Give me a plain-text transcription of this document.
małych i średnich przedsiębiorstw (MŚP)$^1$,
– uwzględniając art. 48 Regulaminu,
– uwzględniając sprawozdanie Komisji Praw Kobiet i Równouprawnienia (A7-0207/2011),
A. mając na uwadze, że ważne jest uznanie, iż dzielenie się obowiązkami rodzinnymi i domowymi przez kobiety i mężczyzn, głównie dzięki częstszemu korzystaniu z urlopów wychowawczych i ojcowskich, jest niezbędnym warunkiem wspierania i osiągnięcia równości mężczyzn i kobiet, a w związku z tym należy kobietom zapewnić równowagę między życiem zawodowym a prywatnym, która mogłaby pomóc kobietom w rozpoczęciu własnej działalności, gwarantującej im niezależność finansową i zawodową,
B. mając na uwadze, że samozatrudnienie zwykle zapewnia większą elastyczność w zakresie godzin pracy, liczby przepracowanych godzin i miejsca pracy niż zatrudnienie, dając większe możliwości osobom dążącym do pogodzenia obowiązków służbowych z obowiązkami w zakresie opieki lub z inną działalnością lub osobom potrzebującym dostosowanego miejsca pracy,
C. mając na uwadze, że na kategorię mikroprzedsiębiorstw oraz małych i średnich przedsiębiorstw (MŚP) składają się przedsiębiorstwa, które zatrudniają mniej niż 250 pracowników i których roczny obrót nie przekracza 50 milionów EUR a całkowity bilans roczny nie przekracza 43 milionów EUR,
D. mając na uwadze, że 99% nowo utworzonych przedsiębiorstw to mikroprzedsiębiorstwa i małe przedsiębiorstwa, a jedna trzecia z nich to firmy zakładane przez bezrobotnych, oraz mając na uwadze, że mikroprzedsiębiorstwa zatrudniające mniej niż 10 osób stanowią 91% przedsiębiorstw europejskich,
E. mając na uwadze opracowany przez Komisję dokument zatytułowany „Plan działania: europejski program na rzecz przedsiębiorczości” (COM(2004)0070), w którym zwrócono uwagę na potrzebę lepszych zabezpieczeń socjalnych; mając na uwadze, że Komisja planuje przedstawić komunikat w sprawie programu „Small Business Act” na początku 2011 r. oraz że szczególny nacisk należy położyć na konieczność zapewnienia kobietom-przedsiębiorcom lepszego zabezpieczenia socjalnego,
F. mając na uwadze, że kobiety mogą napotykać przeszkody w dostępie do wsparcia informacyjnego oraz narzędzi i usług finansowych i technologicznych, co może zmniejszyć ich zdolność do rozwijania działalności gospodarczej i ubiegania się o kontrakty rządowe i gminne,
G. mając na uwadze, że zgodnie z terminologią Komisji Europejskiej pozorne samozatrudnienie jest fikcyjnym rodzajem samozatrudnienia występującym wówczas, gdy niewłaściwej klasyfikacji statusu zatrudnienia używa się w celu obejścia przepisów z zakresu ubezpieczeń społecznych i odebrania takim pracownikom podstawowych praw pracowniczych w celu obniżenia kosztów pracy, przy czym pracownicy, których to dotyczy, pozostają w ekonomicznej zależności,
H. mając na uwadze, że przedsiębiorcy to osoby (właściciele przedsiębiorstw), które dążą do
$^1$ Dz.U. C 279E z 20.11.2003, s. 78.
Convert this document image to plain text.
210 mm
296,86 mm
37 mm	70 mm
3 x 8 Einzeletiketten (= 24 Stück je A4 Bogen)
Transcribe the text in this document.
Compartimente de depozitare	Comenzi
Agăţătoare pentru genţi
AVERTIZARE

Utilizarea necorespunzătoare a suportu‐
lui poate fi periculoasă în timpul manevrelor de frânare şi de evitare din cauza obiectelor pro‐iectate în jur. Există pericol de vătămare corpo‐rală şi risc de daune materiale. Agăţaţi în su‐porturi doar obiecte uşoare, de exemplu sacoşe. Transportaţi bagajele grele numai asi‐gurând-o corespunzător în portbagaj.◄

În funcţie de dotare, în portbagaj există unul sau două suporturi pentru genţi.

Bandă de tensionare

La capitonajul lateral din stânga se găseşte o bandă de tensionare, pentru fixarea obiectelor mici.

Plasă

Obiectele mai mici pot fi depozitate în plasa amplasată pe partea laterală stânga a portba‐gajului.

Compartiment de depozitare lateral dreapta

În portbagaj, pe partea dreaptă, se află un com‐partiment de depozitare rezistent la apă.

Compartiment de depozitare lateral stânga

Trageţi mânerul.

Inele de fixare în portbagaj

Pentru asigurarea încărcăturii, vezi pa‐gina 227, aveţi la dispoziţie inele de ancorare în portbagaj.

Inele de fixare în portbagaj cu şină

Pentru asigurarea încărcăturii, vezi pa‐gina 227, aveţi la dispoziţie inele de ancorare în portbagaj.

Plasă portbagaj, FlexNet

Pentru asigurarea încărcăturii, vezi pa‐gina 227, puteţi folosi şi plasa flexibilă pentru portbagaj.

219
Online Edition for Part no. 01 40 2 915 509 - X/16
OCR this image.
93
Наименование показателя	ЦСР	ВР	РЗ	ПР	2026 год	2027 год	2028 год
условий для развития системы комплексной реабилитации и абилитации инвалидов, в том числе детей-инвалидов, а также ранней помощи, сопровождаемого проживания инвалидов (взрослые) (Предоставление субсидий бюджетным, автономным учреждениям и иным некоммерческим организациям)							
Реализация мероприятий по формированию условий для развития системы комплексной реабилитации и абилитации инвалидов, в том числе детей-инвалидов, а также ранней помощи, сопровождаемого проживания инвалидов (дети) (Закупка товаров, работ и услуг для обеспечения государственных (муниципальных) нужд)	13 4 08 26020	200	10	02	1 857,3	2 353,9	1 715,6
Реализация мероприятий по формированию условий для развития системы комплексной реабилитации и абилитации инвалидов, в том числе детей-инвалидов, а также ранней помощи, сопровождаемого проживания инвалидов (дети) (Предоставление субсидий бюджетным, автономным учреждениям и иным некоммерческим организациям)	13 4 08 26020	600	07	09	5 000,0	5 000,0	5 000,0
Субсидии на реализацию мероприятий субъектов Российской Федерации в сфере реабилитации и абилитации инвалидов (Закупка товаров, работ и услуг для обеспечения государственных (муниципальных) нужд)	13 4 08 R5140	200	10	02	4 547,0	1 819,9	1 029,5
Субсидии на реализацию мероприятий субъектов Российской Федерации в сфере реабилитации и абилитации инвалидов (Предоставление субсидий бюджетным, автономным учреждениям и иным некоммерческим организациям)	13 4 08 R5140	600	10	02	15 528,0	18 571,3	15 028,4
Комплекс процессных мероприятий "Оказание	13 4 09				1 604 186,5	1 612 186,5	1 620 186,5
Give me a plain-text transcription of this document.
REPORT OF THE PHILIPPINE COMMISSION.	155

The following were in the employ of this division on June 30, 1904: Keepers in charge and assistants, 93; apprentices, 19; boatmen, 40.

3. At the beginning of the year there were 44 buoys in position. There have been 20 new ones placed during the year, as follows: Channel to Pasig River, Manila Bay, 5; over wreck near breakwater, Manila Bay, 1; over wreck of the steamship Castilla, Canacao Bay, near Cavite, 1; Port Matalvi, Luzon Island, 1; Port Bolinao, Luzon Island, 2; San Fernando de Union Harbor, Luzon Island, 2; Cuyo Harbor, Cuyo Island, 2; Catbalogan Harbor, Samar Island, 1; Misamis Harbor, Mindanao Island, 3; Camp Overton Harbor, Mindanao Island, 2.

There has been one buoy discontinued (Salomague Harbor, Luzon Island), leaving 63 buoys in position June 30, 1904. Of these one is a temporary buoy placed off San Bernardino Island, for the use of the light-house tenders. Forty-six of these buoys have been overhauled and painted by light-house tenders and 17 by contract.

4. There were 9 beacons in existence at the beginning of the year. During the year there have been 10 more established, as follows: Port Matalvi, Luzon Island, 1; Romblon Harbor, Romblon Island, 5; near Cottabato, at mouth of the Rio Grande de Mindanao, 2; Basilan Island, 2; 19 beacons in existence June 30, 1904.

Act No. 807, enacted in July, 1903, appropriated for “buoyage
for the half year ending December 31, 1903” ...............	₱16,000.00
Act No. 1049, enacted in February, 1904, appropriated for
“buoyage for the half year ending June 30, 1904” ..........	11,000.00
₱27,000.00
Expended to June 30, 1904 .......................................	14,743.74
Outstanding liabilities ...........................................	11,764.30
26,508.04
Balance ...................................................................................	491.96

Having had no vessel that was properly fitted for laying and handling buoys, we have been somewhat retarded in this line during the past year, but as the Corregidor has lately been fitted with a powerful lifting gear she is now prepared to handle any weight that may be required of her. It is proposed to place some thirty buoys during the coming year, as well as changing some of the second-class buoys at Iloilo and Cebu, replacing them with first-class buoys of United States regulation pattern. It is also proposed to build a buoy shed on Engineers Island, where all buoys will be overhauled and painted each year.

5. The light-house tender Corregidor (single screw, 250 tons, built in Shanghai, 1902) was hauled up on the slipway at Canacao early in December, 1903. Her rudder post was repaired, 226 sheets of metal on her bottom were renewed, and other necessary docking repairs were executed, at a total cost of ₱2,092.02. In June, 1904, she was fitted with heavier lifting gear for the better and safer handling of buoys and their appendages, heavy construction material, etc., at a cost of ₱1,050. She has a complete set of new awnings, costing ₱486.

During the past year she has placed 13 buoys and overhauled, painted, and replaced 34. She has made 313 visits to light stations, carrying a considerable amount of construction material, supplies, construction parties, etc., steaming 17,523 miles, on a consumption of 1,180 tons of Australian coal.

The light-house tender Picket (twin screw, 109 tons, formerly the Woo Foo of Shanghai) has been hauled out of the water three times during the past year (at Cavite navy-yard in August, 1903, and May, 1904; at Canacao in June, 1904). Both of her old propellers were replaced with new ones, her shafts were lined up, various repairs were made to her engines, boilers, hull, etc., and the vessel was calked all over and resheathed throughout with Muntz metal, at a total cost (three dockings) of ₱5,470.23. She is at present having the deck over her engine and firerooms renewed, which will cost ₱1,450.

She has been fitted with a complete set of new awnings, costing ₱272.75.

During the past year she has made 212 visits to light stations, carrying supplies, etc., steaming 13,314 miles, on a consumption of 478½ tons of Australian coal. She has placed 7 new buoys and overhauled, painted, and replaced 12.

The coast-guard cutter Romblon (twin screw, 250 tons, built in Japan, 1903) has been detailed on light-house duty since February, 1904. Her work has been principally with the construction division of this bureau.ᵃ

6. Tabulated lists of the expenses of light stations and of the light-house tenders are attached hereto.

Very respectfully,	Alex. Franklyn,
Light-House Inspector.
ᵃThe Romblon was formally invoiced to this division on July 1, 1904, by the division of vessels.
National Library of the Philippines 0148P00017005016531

────────

Look through the records and gather every line containing "które".

C. mając na uwadze, że na kategorię mikroprzedsiębiorstw oraz małych i średnich przedsiębiorstw (MŚP) składają się przedsiębiorstwa, które zatrudniają mniej niż 250 pracowników i których roczny obrót nie przekracza 50 milionów EUR a całkowity bilans roczny nie przekracza 43 milionów EUR,
H. mając na uwadze, że przedsiębiorcy to osoby (właściciele przedsiębiorstw), które dążą do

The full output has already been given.